(Entries from a visual dataset)
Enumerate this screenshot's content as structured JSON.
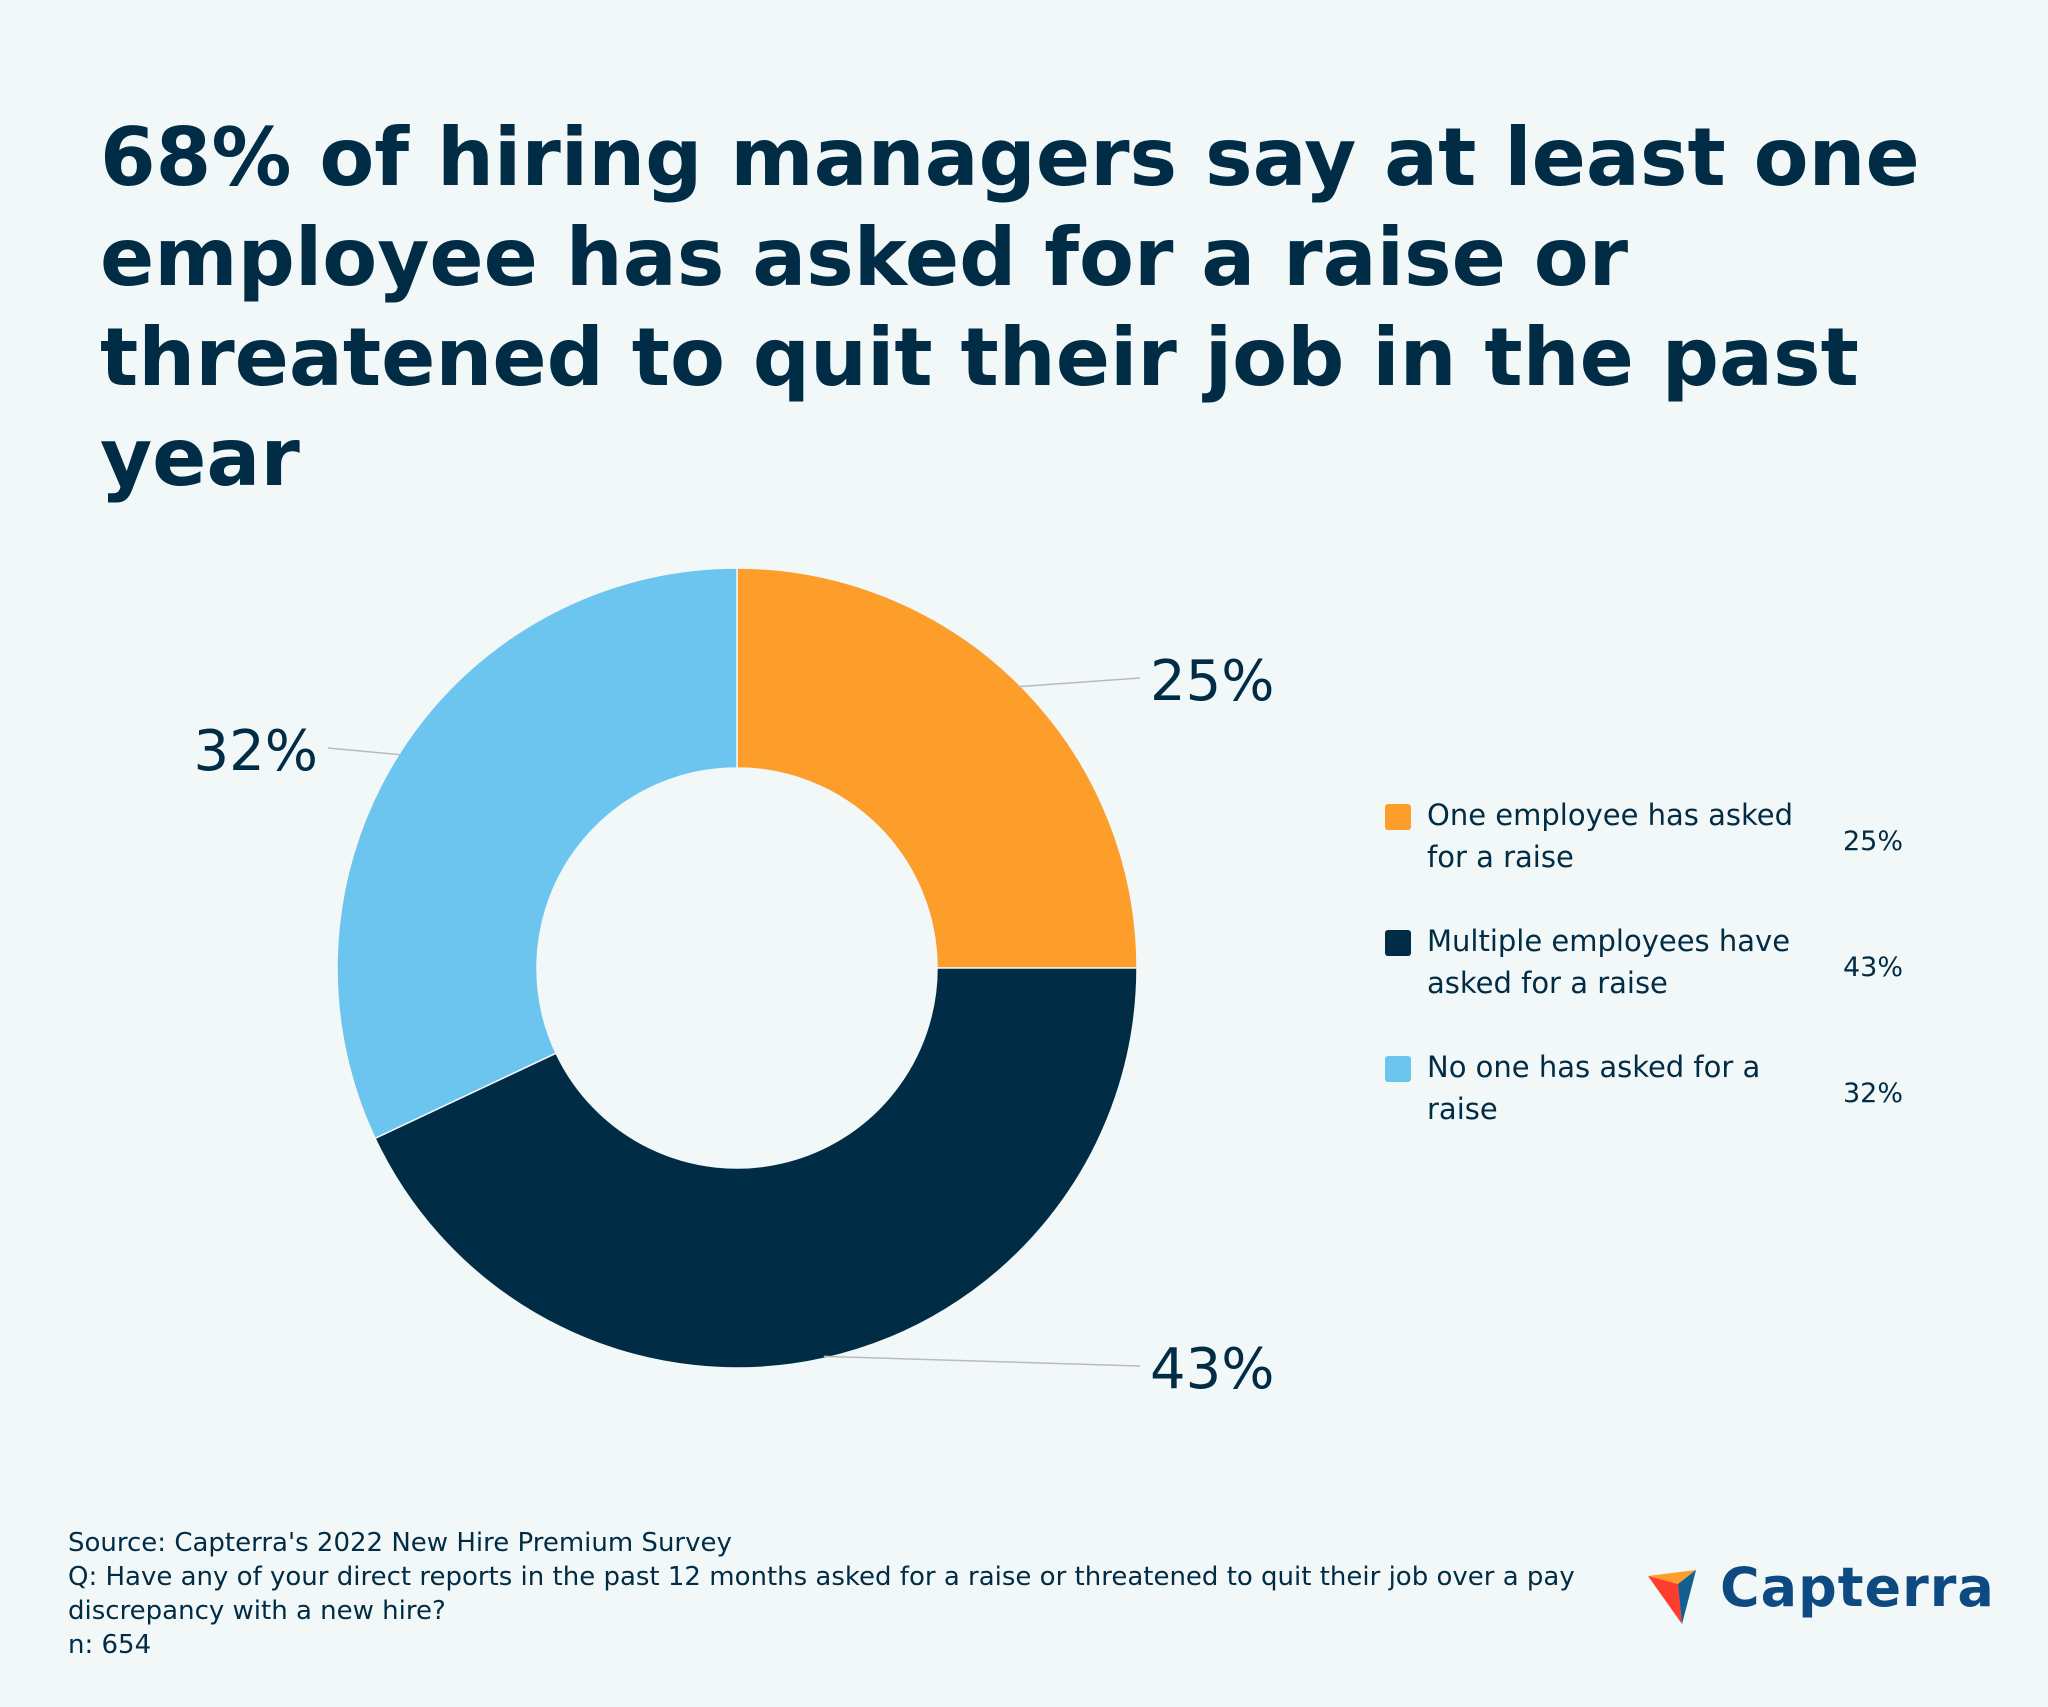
{
  "title": {
    "line1": "68% of hiring managers say at least one",
    "line2": "employee has asked for a raise or",
    "line3": "threatened to quit their job in the past year"
  },
  "chart_data": {
    "type": "pie",
    "donut": true,
    "categories": [
      "One employee has asked for a raise",
      "Multiple employees have asked for a raise",
      "No one has asked for a raise"
    ],
    "values": [
      25,
      43,
      32
    ],
    "data_labels": [
      "25%",
      "43%",
      "32%"
    ],
    "colors": [
      "#fd9d2a",
      "#012c46",
      "#6bc5ef"
    ],
    "legend_position": "right",
    "legend": [
      {
        "label": "One employee has asked for a raise",
        "value": "25%",
        "color": "#fd9d2a"
      },
      {
        "label": "Multiple employees have asked for a raise",
        "value": "43%",
        "color": "#012c46"
      },
      {
        "label": "No one has asked for a raise",
        "value": "32%",
        "color": "#6bc5ef"
      }
    ]
  },
  "footer": {
    "source": "Source: Capterra's 2022 New Hire Premium Survey",
    "question": "Q: Have any of your direct reports in the past 12 months asked for a raise or threatened to quit their job over a pay discrepancy with a new hire?",
    "n": "n: 654"
  },
  "logo": {
    "text": "Capterra",
    "text_color": "#0d4a82",
    "icon": "capterra-arrow-icon"
  }
}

- WHAT THE EXERCISE ASKS
Skip the pictures and transcribe the rest of the records exactly.

- PROBLEM SOLUTION
Enumerate this screenshot's content as structured JSON.
{
  "title": {
    "line1": "68% of hiring managers say at least one",
    "line2": "employee has asked for a raise or",
    "line3": "threatened to quit their job in the past year"
  },
  "chart_data": {
    "type": "pie",
    "donut": true,
    "categories": [
      "One employee has asked for a raise",
      "Multiple employees have asked for a raise",
      "No one has asked for a raise"
    ],
    "values": [
      25,
      43,
      32
    ],
    "data_labels": [
      "25%",
      "43%",
      "32%"
    ],
    "colors": [
      "#fd9d2a",
      "#012c46",
      "#6bc5ef"
    ],
    "legend_position": "right",
    "legend": [
      {
        "label": "One employee has asked for a raise",
        "value": "25%",
        "color": "#fd9d2a"
      },
      {
        "label": "Multiple employees have asked for a raise",
        "value": "43%",
        "color": "#012c46"
      },
      {
        "label": "No one has asked for a raise",
        "value": "32%",
        "color": "#6bc5ef"
      }
    ]
  },
  "footer": {
    "source": "Source: Capterra's 2022 New Hire Premium Survey",
    "question": "Q: Have any of your direct reports in the past 12 months asked for a raise or threatened to quit their job over a pay discrepancy with a new hire?",
    "n": "n: 654"
  },
  "logo": {
    "text": "Capterra",
    "text_color": "#0d4a82",
    "icon": "capterra-arrow-icon"
  }
}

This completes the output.